Objective:
Edit every one of the items below by replacing "y-tick-label" with "vertical-tick-label" and keeping everything else unchanged. Leave the pictures out of your version.

[Stored dataset items]
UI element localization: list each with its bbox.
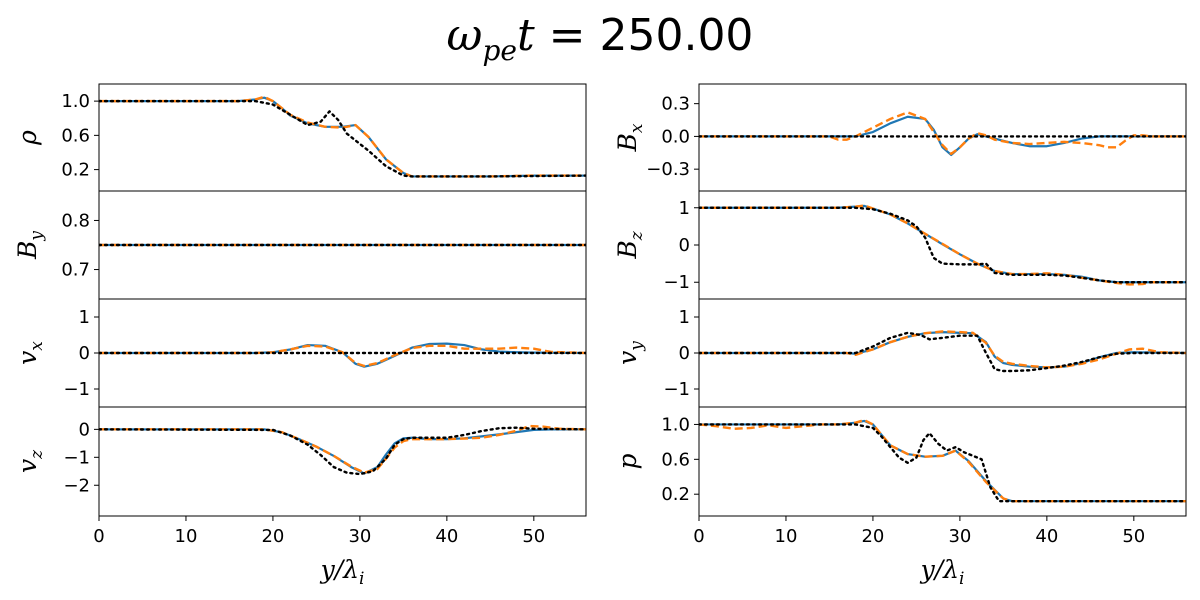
subplot-right-3: −1 0 1 vy <box>613 298 1187 408</box>
series-line-dotted-right-2 <box>699 206 1186 284</box>
x-tick-label: 50 <box>1122 526 1145 547</box>
series-line-dotted-left-1 <box>99 99 586 178</box>
subplot-right-4: 0.2 0.6 1.0 0 10 20 30 40 50 p y/λi <box>613 406 1187 589</box>
y-axis-label--: ρ <box>13 130 42 146</box>
subplot-right-2: −1 0 1 Bz <box>613 190 1187 300</box>
x-tick-label: 20 <box>861 526 884 547</box>
y-tick-label: 0.8 <box>61 210 90 231</box>
y-tick-label: 0.6 <box>661 449 690 470</box>
x-axis-label: y/λi <box>320 555 365 589</box>
y-tick-label: 1.0 <box>61 91 90 112</box>
y-tick-label: 0 <box>79 343 90 364</box>
subplot-left-3: −1 0 1 vx <box>13 298 587 408</box>
subplot-right-1: −0.3 0.0 0.3 Bx <box>613 83 1187 192</box>
y-tick-label: 1.0 <box>661 414 690 435</box>
y-tick-label: 0 <box>679 235 690 256</box>
x-tick-label: 0 <box>693 526 704 547</box>
x-tick-label: 20 <box>261 526 284 547</box>
y-axis-label-v-y: vy <box>613 341 647 365</box>
x-tick-label: 10 <box>175 526 198 547</box>
subplot-left-1: 0.2 0.6 1.0 ρ <box>13 83 587 192</box>
y-axis-label-p: p <box>613 453 642 469</box>
y-axis-label-v-z: vz <box>13 449 47 473</box>
y-tick-label: −1 <box>63 447 90 468</box>
y-tick-label: −1 <box>663 272 690 293</box>
y-tick-label: 0.3 <box>661 94 690 115</box>
y-axis-label-b-z: Bz <box>613 230 647 259</box>
figure-title: ωpet = 250.00 <box>447 10 754 67</box>
axes-frame-right-4 <box>698 406 1187 517</box>
y-tick-label: 0.2 <box>61 160 90 181</box>
y-tick-label: 0.0 <box>661 126 690 147</box>
series-line-dashed-right-2 <box>699 204 1186 286</box>
subplot-left-4: −2 −1 0 0 10 20 30 40 50 vz y/λi <box>13 406 587 589</box>
series-line-solid-left-4 <box>99 428 586 475</box>
subplot-left-2: 0.7 0.8 By <box>13 190 587 300</box>
y-tick-label: 0.6 <box>61 125 90 146</box>
y-tick-label: −2 <box>63 475 90 496</box>
series-line-dashed-right-1 <box>699 111 1186 156</box>
series-line-dotted-left-4 <box>99 426 586 476</box>
y-axis-label-v-x: vx <box>13 341 47 365</box>
y-tick-label: 1 <box>679 307 690 328</box>
y-tick-label: 0.7 <box>61 260 90 281</box>
x-tick-label: 30 <box>948 526 971 547</box>
x-tick-label: 50 <box>522 526 545 547</box>
series-line-dashed-right-3 <box>699 330 1186 369</box>
series-line-dashed-right-4 <box>699 418 1186 503</box>
series-line-solid-right-4 <box>699 419 1186 503</box>
series-line-dotted-right-4 <box>699 423 1186 503</box>
x-tick-label: 0 <box>93 526 104 547</box>
y-axis-label-b-y: By <box>13 231 47 260</box>
y-tick-label: −1 <box>63 379 90 400</box>
series-line-dashed-left-4 <box>99 424 586 474</box>
x-tick-label: 10 <box>775 526 798 547</box>
x-axis-label: y/λi <box>920 555 965 589</box>
y-tick-label: 1 <box>79 307 90 328</box>
x-tick-label: 40 <box>435 526 458 547</box>
y-tick-label: −1 <box>663 379 690 400</box>
y-tick-label: 0.2 <box>661 484 690 505</box>
y-tick-label: −0.3 <box>646 159 690 180</box>
series-line-solid-left-1 <box>99 96 586 178</box>
x-tick-label: 40 <box>1035 526 1058 547</box>
series-line-dotted-right-3 <box>699 331 1186 373</box>
axes-frame-left-4 <box>98 406 587 517</box>
series-line-dashed-left-1 <box>99 95 586 178</box>
series-line-dashed-left-3 <box>99 344 586 368</box>
y-axis-label-b-x: Bx <box>613 123 647 152</box>
y-tick-label: 0 <box>679 343 690 364</box>
y-tick-label: 0 <box>79 419 90 440</box>
y-tick-label: 1 <box>679 198 690 219</box>
x-tick-label: 30 <box>348 526 371 547</box>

Answer for this exercise:
UI element localization: list each with its bbox.
subplot-right-3: −1 0 1 vy <box>613 298 1187 408</box>
series-line-dotted-right-2 <box>699 206 1186 284</box>
x-tick-label: 50 <box>1122 526 1145 547</box>
series-line-dotted-left-1 <box>99 99 586 178</box>
subplot-right-4: 0.2 0.6 1.0 0 10 20 30 40 50 p y/λi <box>613 406 1187 589</box>
y-axis-label--: ρ <box>13 130 42 146</box>
subplot-right-2: −1 0 1 Bz <box>613 190 1187 300</box>
x-tick-label: 20 <box>861 526 884 547</box>
vertical-tick-label: 0.8 <box>61 210 90 231</box>
vertical-tick-label: 0.6 <box>661 449 690 470</box>
x-axis-label: y/λi <box>320 555 365 589</box>
vertical-tick-label: 1.0 <box>61 91 90 112</box>
vertical-tick-label: 0 <box>79 343 90 364</box>
subplot-left-3: −1 0 1 vx <box>13 298 587 408</box>
subplot-right-1: −0.3 0.0 0.3 Bx <box>613 83 1187 192</box>
vertical-tick-label: 1.0 <box>661 414 690 435</box>
vertical-tick-label: 0 <box>679 235 690 256</box>
x-tick-label: 0 <box>693 526 704 547</box>
x-tick-label: 20 <box>261 526 284 547</box>
y-axis-label-v-y: vy <box>613 341 647 365</box>
x-tick-label: 10 <box>175 526 198 547</box>
subplot-left-1: 0.2 0.6 1.0 ρ <box>13 83 587 192</box>
y-axis-label-p: p <box>613 453 642 469</box>
y-axis-label-v-z: vz <box>13 449 47 473</box>
vertical-tick-label: −1 <box>63 447 90 468</box>
vertical-tick-label: −1 <box>663 272 690 293</box>
vertical-tick-label: 0.3 <box>661 94 690 115</box>
y-axis-label-b-z: Bz <box>613 230 647 259</box>
figure-title: ωpet = 250.00 <box>447 10 754 67</box>
axes-frame-right-4 <box>698 406 1187 517</box>
vertical-tick-label: 0.2 <box>61 160 90 181</box>
vertical-tick-label: 0.0 <box>661 126 690 147</box>
series-line-dashed-right-2 <box>699 204 1186 286</box>
subplot-left-4: −2 −1 0 0 10 20 30 40 50 vz y/λi <box>13 406 587 589</box>
series-line-solid-left-4 <box>99 428 586 475</box>
subplot-left-2: 0.7 0.8 By <box>13 190 587 300</box>
vertical-tick-label: 0.6 <box>61 125 90 146</box>
vertical-tick-label: −2 <box>63 475 90 496</box>
series-line-dashed-right-1 <box>699 111 1186 156</box>
series-line-dotted-left-4 <box>99 426 586 476</box>
y-axis-label-v-x: vx <box>13 341 47 365</box>
vertical-tick-label: 1 <box>679 307 690 328</box>
vertical-tick-label: 0.7 <box>61 260 90 281</box>
x-tick-label: 30 <box>948 526 971 547</box>
x-tick-label: 50 <box>522 526 545 547</box>
series-line-dashed-right-3 <box>699 330 1186 369</box>
series-line-dashed-right-4 <box>699 418 1186 503</box>
series-line-solid-right-4 <box>699 419 1186 503</box>
series-line-dotted-right-4 <box>699 423 1186 503</box>
x-tick-label: 0 <box>93 526 104 547</box>
y-axis-label-b-y: By <box>13 231 47 260</box>
vertical-tick-label: −1 <box>63 379 90 400</box>
series-line-dashed-left-4 <box>99 424 586 474</box>
x-tick-label: 10 <box>775 526 798 547</box>
x-axis-label: y/λi <box>920 555 965 589</box>
vertical-tick-label: 1 <box>79 307 90 328</box>
x-tick-label: 40 <box>435 526 458 547</box>
vertical-tick-label: −1 <box>663 379 690 400</box>
vertical-tick-label: 0.2 <box>661 484 690 505</box>
vertical-tick-label: −0.3 <box>646 159 690 180</box>
series-line-solid-left-1 <box>99 96 586 178</box>
x-tick-label: 40 <box>1035 526 1058 547</box>
series-line-dotted-right-3 <box>699 331 1186 373</box>
axes-frame-left-4 <box>98 406 587 517</box>
series-line-dashed-left-1 <box>99 95 586 178</box>
series-line-dashed-left-3 <box>99 344 586 368</box>
y-axis-label-b-x: Bx <box>613 123 647 152</box>
vertical-tick-label: 0 <box>679 343 690 364</box>
vertical-tick-label: 0 <box>79 419 90 440</box>
vertical-tick-label: 1 <box>679 198 690 219</box>
x-tick-label: 30 <box>348 526 371 547</box>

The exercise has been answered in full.